> [What is asked] Exclude the pictures, then copy all remaining records exactly.

> [Material to process]
────────────────

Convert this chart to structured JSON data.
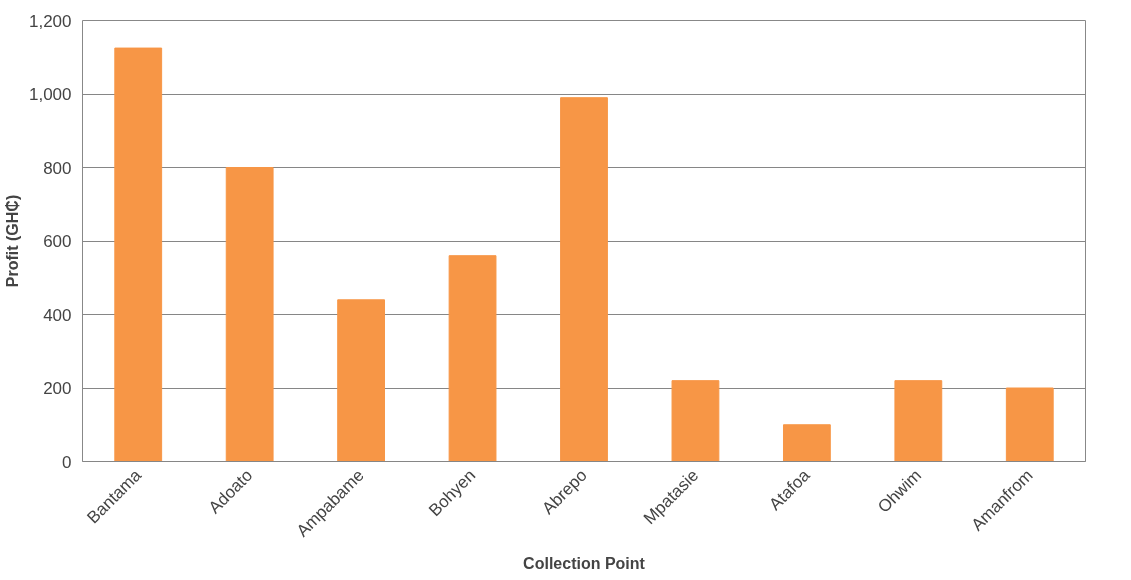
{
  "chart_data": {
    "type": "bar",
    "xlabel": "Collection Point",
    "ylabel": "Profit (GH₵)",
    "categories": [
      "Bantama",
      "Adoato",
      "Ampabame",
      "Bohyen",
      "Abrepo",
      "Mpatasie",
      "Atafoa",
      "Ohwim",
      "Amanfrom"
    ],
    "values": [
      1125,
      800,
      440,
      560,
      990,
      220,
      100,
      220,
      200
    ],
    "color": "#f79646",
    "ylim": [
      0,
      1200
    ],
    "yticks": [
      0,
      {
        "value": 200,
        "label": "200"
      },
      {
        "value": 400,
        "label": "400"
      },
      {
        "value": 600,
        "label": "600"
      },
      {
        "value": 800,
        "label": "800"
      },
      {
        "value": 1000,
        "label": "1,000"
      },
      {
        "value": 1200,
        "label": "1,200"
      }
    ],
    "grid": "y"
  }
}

────────────────

> [Exercise result]
Convert this chart to structured JSON data.
{
  "chart_data": {
    "type": "bar",
    "xlabel": "Collection Point",
    "ylabel": "Profit (GH₵)",
    "categories": [
      "Bantama",
      "Adoato",
      "Ampabame",
      "Bohyen",
      "Abrepo",
      "Mpatasie",
      "Atafoa",
      "Ohwim",
      "Amanfrom"
    ],
    "values": [
      1125,
      800,
      440,
      560,
      990,
      220,
      100,
      220,
      200
    ],
    "color": "#f79646",
    "ylim": [
      0,
      1200
    ],
    "yticks": [
      0,
      {
        "value": 200,
        "label": "200"
      },
      {
        "value": 400,
        "label": "400"
      },
      {
        "value": 600,
        "label": "600"
      },
      {
        "value": 800,
        "label": "800"
      },
      {
        "value": 1000,
        "label": "1,000"
      },
      {
        "value": 1200,
        "label": "1,200"
      }
    ],
    "grid": "y"
  }
}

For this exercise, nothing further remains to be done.